EXERCISE INSTRUCTIONS :: Say how many lines hold the string "share", and nothing more.

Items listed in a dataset
* * * * * * * * *

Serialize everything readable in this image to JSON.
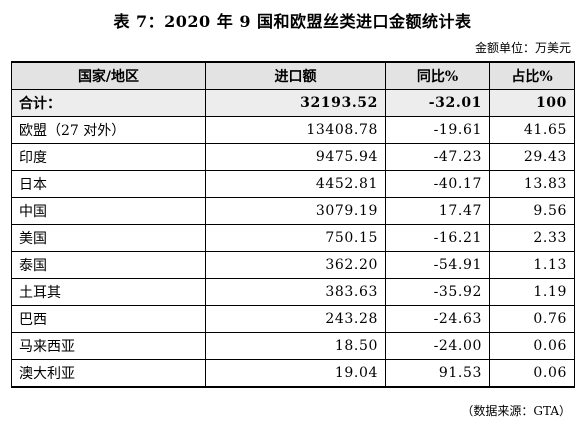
{
  "title": "表 7：2020 年 9 国和欧盟丝类进口金额统计表",
  "unit": "金额单位：万美元",
  "table": {
    "headers": [
      "国家/地区",
      "进口额",
      "同比%",
      "占比%"
    ],
    "total": {
      "label": "合计：",
      "import": "32193.52",
      "yoy": "-32.01",
      "share": "100"
    },
    "rows": [
      {
        "name": "欧盟（27 对外）",
        "import": "13408.78",
        "yoy": "-19.61",
        "share": "41.65"
      },
      {
        "name": "印度",
        "import": "9475.94",
        "yoy": "-47.23",
        "share": "29.43"
      },
      {
        "name": "日本",
        "import": "4452.81",
        "yoy": "-40.17",
        "share": "13.83"
      },
      {
        "name": "中国",
        "import": "3079.19",
        "yoy": "17.47",
        "share": "9.56"
      },
      {
        "name": "美国",
        "import": "750.15",
        "yoy": "-16.21",
        "share": "2.33"
      },
      {
        "name": "泰国",
        "import": "362.20",
        "yoy": "-54.91",
        "share": "1.13"
      },
      {
        "name": "土耳其",
        "import": "383.63",
        "yoy": "-35.92",
        "share": "1.19"
      },
      {
        "name": "巴西",
        "import": "243.28",
        "yoy": "-24.63",
        "share": "0.76"
      },
      {
        "name": "马来西亚",
        "import": "18.50",
        "yoy": "-24.00",
        "share": "0.06"
      },
      {
        "name": "澳大利亚",
        "import": "19.04",
        "yoy": "91.53",
        "share": "0.06"
      }
    ]
  },
  "source": "（数据来源：GTA）"
}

* * * * * * * * *

TASK SOLUTION :: 11